Stored data entries
##############################

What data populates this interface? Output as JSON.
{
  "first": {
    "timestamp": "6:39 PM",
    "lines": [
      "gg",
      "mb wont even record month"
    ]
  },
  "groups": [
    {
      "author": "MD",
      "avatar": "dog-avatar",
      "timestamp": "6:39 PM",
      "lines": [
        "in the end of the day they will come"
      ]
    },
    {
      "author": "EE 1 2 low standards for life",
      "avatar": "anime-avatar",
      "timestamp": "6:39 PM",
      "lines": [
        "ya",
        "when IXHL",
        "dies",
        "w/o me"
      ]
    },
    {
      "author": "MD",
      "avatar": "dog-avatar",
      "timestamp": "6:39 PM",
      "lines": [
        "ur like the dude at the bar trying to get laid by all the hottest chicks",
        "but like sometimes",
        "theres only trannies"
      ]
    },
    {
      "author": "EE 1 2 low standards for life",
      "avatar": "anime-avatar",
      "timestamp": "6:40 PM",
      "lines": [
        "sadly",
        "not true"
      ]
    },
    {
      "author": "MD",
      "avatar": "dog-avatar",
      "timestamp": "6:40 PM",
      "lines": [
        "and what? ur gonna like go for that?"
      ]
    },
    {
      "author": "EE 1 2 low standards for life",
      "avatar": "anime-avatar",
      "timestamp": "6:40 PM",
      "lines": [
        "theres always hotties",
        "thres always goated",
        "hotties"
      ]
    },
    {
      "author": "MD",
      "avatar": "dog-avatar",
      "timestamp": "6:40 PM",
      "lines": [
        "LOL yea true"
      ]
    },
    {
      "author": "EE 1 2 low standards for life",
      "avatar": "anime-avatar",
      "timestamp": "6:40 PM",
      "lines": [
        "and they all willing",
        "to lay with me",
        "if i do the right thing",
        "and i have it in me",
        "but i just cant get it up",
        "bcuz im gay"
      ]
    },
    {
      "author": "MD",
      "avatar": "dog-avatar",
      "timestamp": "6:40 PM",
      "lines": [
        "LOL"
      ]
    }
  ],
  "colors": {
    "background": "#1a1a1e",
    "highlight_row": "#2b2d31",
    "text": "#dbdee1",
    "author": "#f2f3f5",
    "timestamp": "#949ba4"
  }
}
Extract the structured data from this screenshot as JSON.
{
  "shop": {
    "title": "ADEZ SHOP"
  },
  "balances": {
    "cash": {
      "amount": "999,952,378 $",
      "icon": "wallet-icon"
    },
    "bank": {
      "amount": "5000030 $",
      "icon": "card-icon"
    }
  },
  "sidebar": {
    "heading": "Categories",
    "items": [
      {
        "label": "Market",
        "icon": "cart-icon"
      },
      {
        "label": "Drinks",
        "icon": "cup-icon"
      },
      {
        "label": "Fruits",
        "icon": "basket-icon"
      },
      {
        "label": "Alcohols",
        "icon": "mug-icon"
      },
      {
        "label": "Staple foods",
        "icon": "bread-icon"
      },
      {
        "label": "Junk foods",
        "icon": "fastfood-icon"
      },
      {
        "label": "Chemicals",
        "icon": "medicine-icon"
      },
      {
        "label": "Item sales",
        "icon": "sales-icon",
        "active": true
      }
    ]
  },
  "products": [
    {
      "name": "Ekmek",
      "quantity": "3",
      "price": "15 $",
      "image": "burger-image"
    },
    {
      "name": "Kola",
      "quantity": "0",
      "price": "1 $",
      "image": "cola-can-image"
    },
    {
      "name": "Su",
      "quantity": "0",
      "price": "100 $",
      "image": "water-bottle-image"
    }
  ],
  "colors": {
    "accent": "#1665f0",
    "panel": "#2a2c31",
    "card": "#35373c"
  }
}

##############################

Task to carry out
Reproduce the records in full, exactly as written.

Result of this exercise
What data populates this interface? Output as JSON.
{
  "first": {
    "timestamp": "6:39 PM",
    "lines": [
      "gg",
      "mb wont even record month"
    ]
  },
  "groups": [
    {
      "author": "MD",
      "avatar": "dog-avatar",
      "timestamp": "6:39 PM",
      "lines": [
        "in the end of the day they will come"
      ]
    },
    {
      "author": "EE 1 2 low standards for life",
      "avatar": "anime-avatar",
      "timestamp": "6:39 PM",
      "lines": [
        "ya",
        "when IXHL",
        "dies",
        "w/o me"
      ]
    },
    {
      "author": "MD",
      "avatar": "dog-avatar",
      "timestamp": "6:39 PM",
      "lines": [
        "ur like the dude at the bar trying to get laid by all the hottest chicks",
        "but like sometimes",
        "theres only trannies"
      ]
    },
    {
      "author": "EE 1 2 low standards for life",
      "avatar": "anime-avatar",
      "timestamp": "6:40 PM",
      "lines": [
        "sadly",
        "not true"
      ]
    },
    {
      "author": "MD",
      "avatar": "dog-avatar",
      "timestamp": "6:40 PM",
      "lines": [
        "and what? ur gonna like go for that?"
      ]
    },
    {
      "author": "EE 1 2 low standards for life",
      "avatar": "anime-avatar",
      "timestamp": "6:40 PM",
      "lines": [
        "theres always hotties",
        "thres always goated",
        "hotties"
      ]
    },
    {
      "author": "MD",
      "avatar": "dog-avatar",
      "timestamp": "6:40 PM",
      "lines": [
        "LOL yea true"
      ]
    },
    {
      "author": "EE 1 2 low standards for life",
      "avatar": "anime-avatar",
      "timestamp": "6:40 PM",
      "lines": [
        "and they all willing",
        "to lay with me",
        "if i do the right thing",
        "and i have it in me",
        "but i just cant get it up",
        "bcuz im gay"
      ]
    },
    {
      "author": "MD",
      "avatar": "dog-avatar",
      "timestamp": "6:40 PM",
      "lines": [
        "LOL"
      ]
    }
  ],
  "colors": {
    "background": "#1a1a1e",
    "highlight_row": "#2b2d31",
    "text": "#dbdee1",
    "author": "#f2f3f5",
    "timestamp": "#949ba4"
  }
}
Extract the structured data from this screenshot as JSON.
{
  "shop": {
    "title": "ADEZ SHOP"
  },
  "balances": {
    "cash": {
      "amount": "999,952,378 $",
      "icon": "wallet-icon"
    },
    "bank": {
      "amount": "5000030 $",
      "icon": "card-icon"
    }
  },
  "sidebar": {
    "heading": "Categories",
    "items": [
      {
        "label": "Market",
        "icon": "cart-icon"
      },
      {
        "label": "Drinks",
        "icon": "cup-icon"
      },
      {
        "label": "Fruits",
        "icon": "basket-icon"
      },
      {
        "label": "Alcohols",
        "icon": "mug-icon"
      },
      {
        "label": "Staple foods",
        "icon": "bread-icon"
      },
      {
        "label": "Junk foods",
        "icon": "fastfood-icon"
      },
      {
        "label": "Chemicals",
        "icon": "medicine-icon"
      },
      {
        "label": "Item sales",
        "icon": "sales-icon",
        "active": true
      }
    ]
  },
  "products": [
    {
      "name": "Ekmek",
      "quantity": "3",
      "price": "15 $",
      "image": "burger-image"
    },
    {
      "name": "Kola",
      "quantity": "0",
      "price": "1 $",
      "image": "cola-can-image"
    },
    {
      "name": "Su",
      "quantity": "0",
      "price": "100 $",
      "image": "water-bottle-image"
    }
  ],
  "colors": {
    "accent": "#1665f0",
    "panel": "#2a2c31",
    "card": "#35373c"
  }
}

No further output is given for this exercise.